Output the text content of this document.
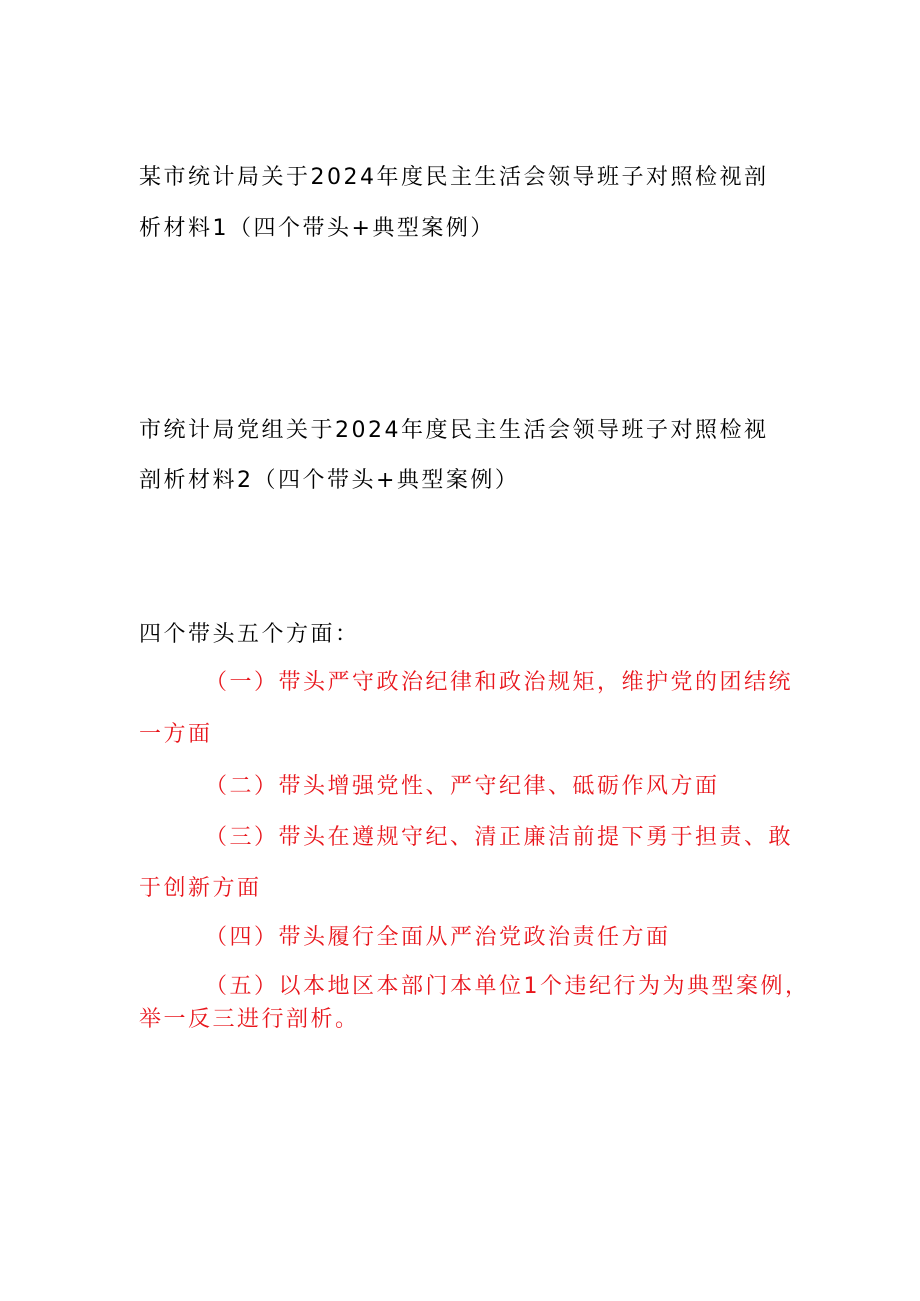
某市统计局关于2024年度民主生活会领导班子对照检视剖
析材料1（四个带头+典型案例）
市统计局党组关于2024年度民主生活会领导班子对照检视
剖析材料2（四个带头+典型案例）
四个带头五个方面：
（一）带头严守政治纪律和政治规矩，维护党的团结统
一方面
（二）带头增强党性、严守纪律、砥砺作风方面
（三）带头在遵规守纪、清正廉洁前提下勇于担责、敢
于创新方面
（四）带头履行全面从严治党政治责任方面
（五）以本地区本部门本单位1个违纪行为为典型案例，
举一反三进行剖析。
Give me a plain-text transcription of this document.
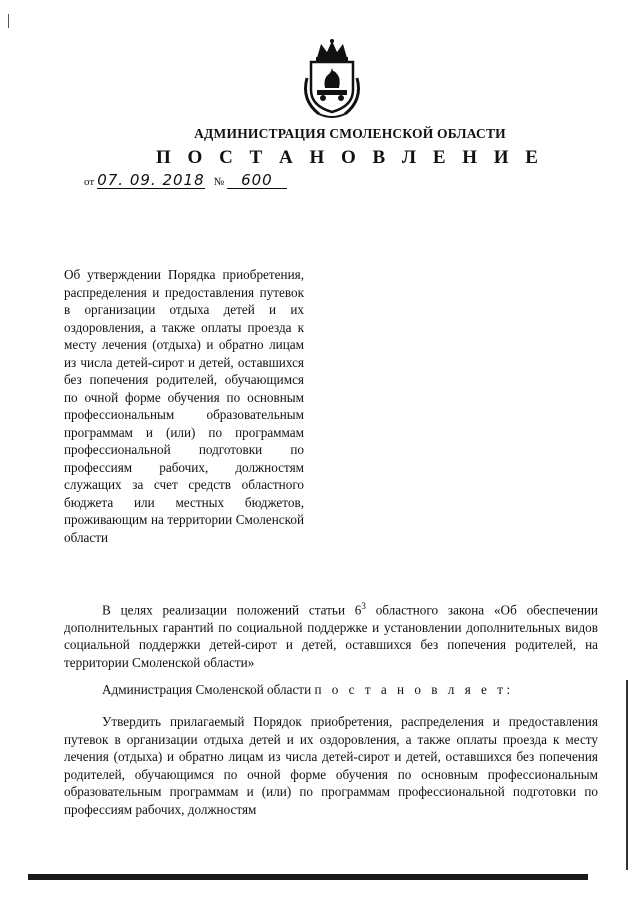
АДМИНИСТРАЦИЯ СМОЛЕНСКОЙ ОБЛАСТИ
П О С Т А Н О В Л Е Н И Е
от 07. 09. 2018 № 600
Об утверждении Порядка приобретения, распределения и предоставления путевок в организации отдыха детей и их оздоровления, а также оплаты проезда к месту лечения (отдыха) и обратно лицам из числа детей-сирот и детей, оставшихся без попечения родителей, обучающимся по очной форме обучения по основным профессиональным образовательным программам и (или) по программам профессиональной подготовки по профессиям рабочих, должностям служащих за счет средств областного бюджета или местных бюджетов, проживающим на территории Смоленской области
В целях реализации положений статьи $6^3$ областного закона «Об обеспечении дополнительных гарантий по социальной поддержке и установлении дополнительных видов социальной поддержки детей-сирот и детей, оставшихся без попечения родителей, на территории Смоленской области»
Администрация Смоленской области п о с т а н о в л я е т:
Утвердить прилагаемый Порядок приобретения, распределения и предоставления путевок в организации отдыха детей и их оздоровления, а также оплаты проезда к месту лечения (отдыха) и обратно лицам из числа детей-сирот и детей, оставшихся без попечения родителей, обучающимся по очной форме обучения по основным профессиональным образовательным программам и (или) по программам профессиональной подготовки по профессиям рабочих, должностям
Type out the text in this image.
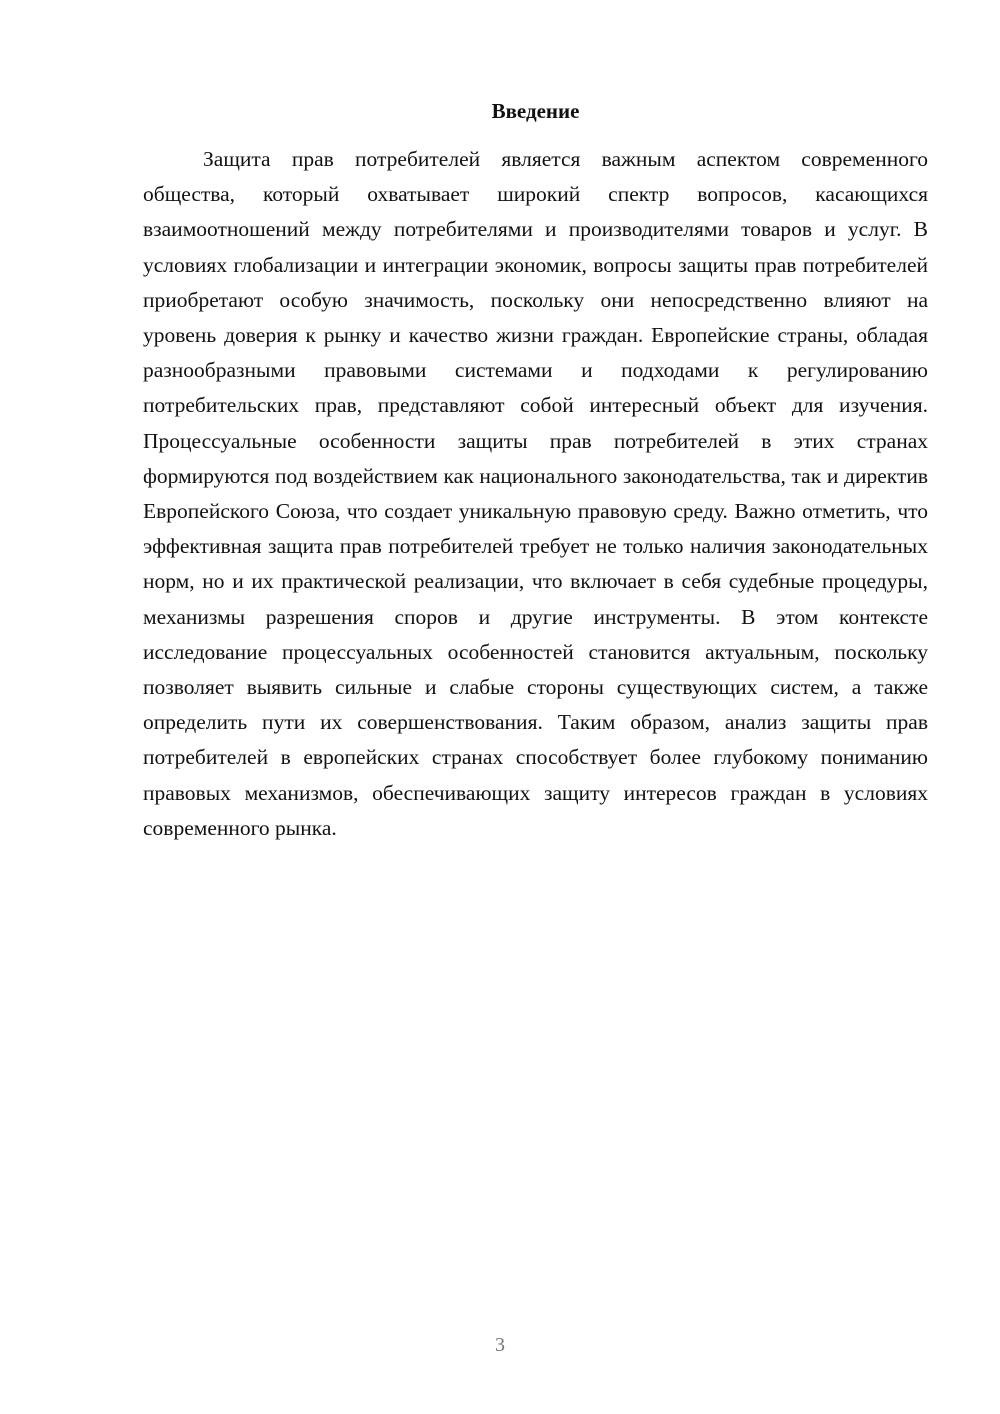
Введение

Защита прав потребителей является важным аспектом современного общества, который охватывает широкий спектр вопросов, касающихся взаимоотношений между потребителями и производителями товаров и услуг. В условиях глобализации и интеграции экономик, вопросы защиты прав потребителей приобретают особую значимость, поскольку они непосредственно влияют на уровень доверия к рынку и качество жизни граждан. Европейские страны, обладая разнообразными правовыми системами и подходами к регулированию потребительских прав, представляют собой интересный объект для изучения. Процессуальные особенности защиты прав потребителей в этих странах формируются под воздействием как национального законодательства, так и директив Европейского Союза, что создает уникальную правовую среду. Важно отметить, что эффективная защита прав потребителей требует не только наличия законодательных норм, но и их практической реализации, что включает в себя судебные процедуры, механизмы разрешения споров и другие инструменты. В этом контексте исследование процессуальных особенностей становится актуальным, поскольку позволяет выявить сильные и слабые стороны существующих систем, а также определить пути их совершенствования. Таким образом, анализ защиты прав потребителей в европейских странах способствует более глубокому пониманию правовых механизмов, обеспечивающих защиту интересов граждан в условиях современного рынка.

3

------------

**Task to carry out**
Transcribe the listing in full. Omit the pictures and keep every line exact.

**Answer**
Output the text content of this document.
某市统计局关于2024年度民主生活会领导班子对照检视剖
析材料1（四个带头+典型案例）
市统计局党组关于2024年度民主生活会领导班子对照检视
剖析材料2（四个带头+典型案例）
四个带头五个方面：
（一）带头严守政治纪律和政治规矩，维护党的团结统
一方面
（二）带头增强党性、严守纪律、砥砺作风方面
（三）带头在遵规守纪、清正廉洁前提下勇于担责、敢
于创新方面
（四）带头履行全面从严治党政治责任方面
（五）以本地区本部门本单位1个违纪行为为典型案例，
举一反三进行剖析。
Give me a plain-text transcription of this document.
АДМИНИСТРАЦИЯ СМОЛЕНСКОЙ ОБЛАСТИ
П О С Т А Н О В Л Е Н И Е
от 07. 09. 2018 № 600
Об утверждении Порядка приобретения, распределения и предоставления путевок в организации отдыха детей и их оздоровления, а также оплаты проезда к месту лечения (отдыха) и обратно лицам из числа детей-сирот и детей, оставшихся без попечения родителей, обучающимся по очной форме обучения по основным профессиональным образовательным программам и (или) по программам профессиональной подготовки по профессиям рабочих, должностям служащих за счет средств областного бюджета или местных бюджетов, проживающим на территории Смоленской области
В целях реализации положений статьи $6^3$ областного закона «Об обеспечении дополнительных гарантий по социальной поддержке и установлении дополнительных видов социальной поддержки детей-сирот и детей, оставшихся без попечения родителей, на территории Смоленской области»
Администрация Смоленской области п о с т а н о в л я е т:
Утвердить прилагаемый Порядок приобретения, распределения и предоставления путевок в организации отдыха детей и их оздоровления, а также оплаты проезда к месту лечения (отдыха) и обратно лицам из числа детей-сирот и детей, оставшихся без попечения родителей, обучающимся по очной форме обучения по основным профессиональным образовательным программам и (или) по программам профессиональной подготовки по профессиям рабочих, должностям
Type out the text in this image.
Введение

Защита прав потребителей является важным аспектом современного общества, который охватывает широкий спектр вопросов, касающихся взаимоотношений между потребителями и производителями товаров и услуг. В условиях глобализации и интеграции экономик, вопросы защиты прав потребителей приобретают особую значимость, поскольку они непосредственно влияют на уровень доверия к рынку и качество жизни граждан. Европейские страны, обладая разнообразными правовыми системами и подходами к регулированию потребительских прав, представляют собой интересный объект для изучения. Процессуальные особенности защиты прав потребителей в этих странах формируются под воздействием как национального законодательства, так и директив Европейского Союза, что создает уникальную правовую среду. Важно отметить, что эффективная защита прав потребителей требует не только наличия законодательных норм, но и их практической реализации, что включает в себя судебные процедуры, механизмы разрешения споров и другие инструменты. В этом контексте исследование процессуальных особенностей становится актуальным, поскольку позволяет выявить сильные и слабые стороны существующих систем, а также определить пути их совершенствования. Таким образом, анализ защиты прав потребителей в европейских странах способствует более глубокому пониманию правовых механизмов, обеспечивающих защиту интересов граждан в условиях современного рынка.

3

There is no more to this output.